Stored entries
»»
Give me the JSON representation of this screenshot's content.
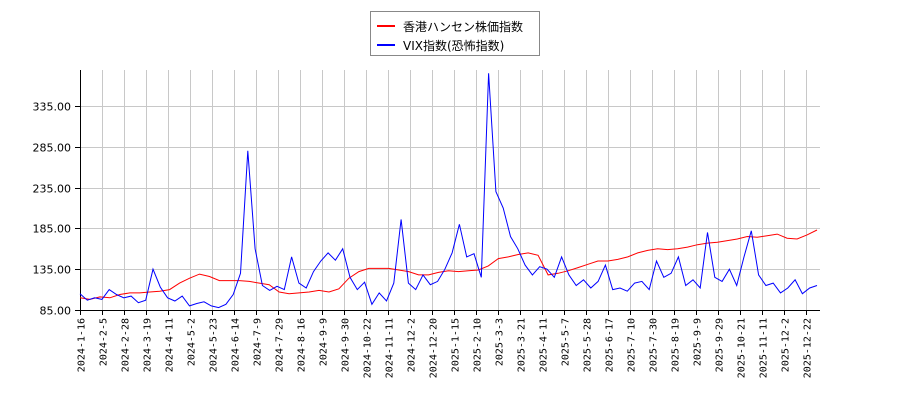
{
  "chart_data": {
    "type": "line",
    "title": "",
    "xlabel": "",
    "ylabel": "",
    "ylim": [
      85,
      379
    ],
    "yticks": [
      85,
      135,
      185,
      235,
      285,
      335
    ],
    "ytick_labels": [
      "85.00",
      "135.00",
      "185.00",
      "235.00",
      "285.00",
      "335.00"
    ],
    "grid": true,
    "legend_position": "top-center",
    "x_tick_labels": [
      "2024-1-16",
      "2024-2-5",
      "2024-2-28",
      "2024-3-19",
      "2024-4-11",
      "2024-5-2",
      "2024-5-23",
      "2024-6-14",
      "2024-7-9",
      "2024-7-29",
      "2024-8-16",
      "2024-9-9",
      "2024-9-30",
      "2024-10-22",
      "2024-11-11",
      "2024-12-2",
      "2024-12-20",
      "2025-1-15",
      "2025-2-10",
      "2025-3-3",
      "2025-3-21",
      "2025-4-11",
      "2025-5-7",
      "2025-5-28",
      "2025-6-17",
      "2025-7-10",
      "2025-7-30",
      "2025-8-19",
      "2025-9-9",
      "2025-9-29",
      "2025-10-21",
      "2025-11-11",
      "2025-12-2",
      "2025-12-22"
    ],
    "series": [
      {
        "name": "香港ハンセン株価指数",
        "color": "#ff0000",
        "values": [
          100,
          98,
          101,
          100,
          104,
          106,
          106,
          107,
          108,
          110,
          118,
          124,
          129,
          126,
          121,
          121,
          121,
          120,
          118,
          116,
          107,
          105,
          106,
          107,
          109,
          107,
          111,
          124,
          132,
          136,
          136,
          136,
          134,
          132,
          128,
          128,
          131,
          133,
          132,
          133,
          134,
          139,
          148,
          150,
          153,
          155,
          152,
          128,
          130,
          133,
          137,
          141,
          145,
          145,
          147,
          150,
          155,
          158,
          160,
          159,
          160,
          162,
          165,
          167,
          168,
          170,
          172,
          175,
          174,
          176,
          178,
          173,
          172,
          177,
          183
        ]
      },
      {
        "name": "VIX指数(恐怖指数)",
        "color": "#0000ff",
        "values": [
          105,
          97,
          100,
          98,
          110,
          104,
          100,
          102,
          94,
          97,
          135,
          113,
          100,
          96,
          102,
          90,
          93,
          95,
          90,
          88,
          92,
          104,
          130,
          280,
          160,
          115,
          109,
          114,
          110,
          150,
          118,
          112,
          132,
          145,
          155,
          146,
          160,
          125,
          110,
          119,
          92,
          106,
          96,
          118,
          196,
          118,
          110,
          128,
          116,
          120,
          135,
          155,
          190,
          150,
          154,
          125,
          375,
          230,
          210,
          175,
          160,
          140,
          128,
          138,
          135,
          125,
          150,
          128,
          115,
          122,
          112,
          120,
          140,
          110,
          112,
          108,
          118,
          120,
          110,
          145,
          125,
          130,
          150,
          115,
          122,
          112,
          180,
          125,
          120,
          135,
          115,
          150,
          182,
          128,
          115,
          118,
          106,
          112,
          122,
          105,
          112,
          115
        ]
      }
    ]
  },
  "legend": {
    "items": [
      {
        "label": "香港ハンセン株価指数",
        "color": "#ff0000"
      },
      {
        "label": "VIX指数(恐怖指数)",
        "color": "#0000ff"
      }
    ]
  }
}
««
Task statement >> Print every entry above again without changing a word, and omit the pictures.

Solution to this exercise >>
Give me the JSON representation of this screenshot's content.
{
  "chart_data": {
    "type": "line",
    "title": "",
    "xlabel": "",
    "ylabel": "",
    "ylim": [
      85,
      379
    ],
    "yticks": [
      85,
      135,
      185,
      235,
      285,
      335
    ],
    "ytick_labels": [
      "85.00",
      "135.00",
      "185.00",
      "235.00",
      "285.00",
      "335.00"
    ],
    "grid": true,
    "legend_position": "top-center",
    "x_tick_labels": [
      "2024-1-16",
      "2024-2-5",
      "2024-2-28",
      "2024-3-19",
      "2024-4-11",
      "2024-5-2",
      "2024-5-23",
      "2024-6-14",
      "2024-7-9",
      "2024-7-29",
      "2024-8-16",
      "2024-9-9",
      "2024-9-30",
      "2024-10-22",
      "2024-11-11",
      "2024-12-2",
      "2024-12-20",
      "2025-1-15",
      "2025-2-10",
      "2025-3-3",
      "2025-3-21",
      "2025-4-11",
      "2025-5-7",
      "2025-5-28",
      "2025-6-17",
      "2025-7-10",
      "2025-7-30",
      "2025-8-19",
      "2025-9-9",
      "2025-9-29",
      "2025-10-21",
      "2025-11-11",
      "2025-12-2",
      "2025-12-22"
    ],
    "series": [
      {
        "name": "香港ハンセン株価指数",
        "color": "#ff0000",
        "values": [
          100,
          98,
          101,
          100,
          104,
          106,
          106,
          107,
          108,
          110,
          118,
          124,
          129,
          126,
          121,
          121,
          121,
          120,
          118,
          116,
          107,
          105,
          106,
          107,
          109,
          107,
          111,
          124,
          132,
          136,
          136,
          136,
          134,
          132,
          128,
          128,
          131,
          133,
          132,
          133,
          134,
          139,
          148,
          150,
          153,
          155,
          152,
          128,
          130,
          133,
          137,
          141,
          145,
          145,
          147,
          150,
          155,
          158,
          160,
          159,
          160,
          162,
          165,
          167,
          168,
          170,
          172,
          175,
          174,
          176,
          178,
          173,
          172,
          177,
          183
        ]
      },
      {
        "name": "VIX指数(恐怖指数)",
        "color": "#0000ff",
        "values": [
          105,
          97,
          100,
          98,
          110,
          104,
          100,
          102,
          94,
          97,
          135,
          113,
          100,
          96,
          102,
          90,
          93,
          95,
          90,
          88,
          92,
          104,
          130,
          280,
          160,
          115,
          109,
          114,
          110,
          150,
          118,
          112,
          132,
          145,
          155,
          146,
          160,
          125,
          110,
          119,
          92,
          106,
          96,
          118,
          196,
          118,
          110,
          128,
          116,
          120,
          135,
          155,
          190,
          150,
          154,
          125,
          375,
          230,
          210,
          175,
          160,
          140,
          128,
          138,
          135,
          125,
          150,
          128,
          115,
          122,
          112,
          120,
          140,
          110,
          112,
          108,
          118,
          120,
          110,
          145,
          125,
          130,
          150,
          115,
          122,
          112,
          180,
          125,
          120,
          135,
          115,
          150,
          182,
          128,
          115,
          118,
          106,
          112,
          122,
          105,
          112,
          115
        ]
      }
    ]
  },
  "legend": {
    "items": [
      {
        "label": "香港ハンセン株価指数",
        "color": "#ff0000"
      },
      {
        "label": "VIX指数(恐怖指数)",
        "color": "#0000ff"
      }
    ]
  }
}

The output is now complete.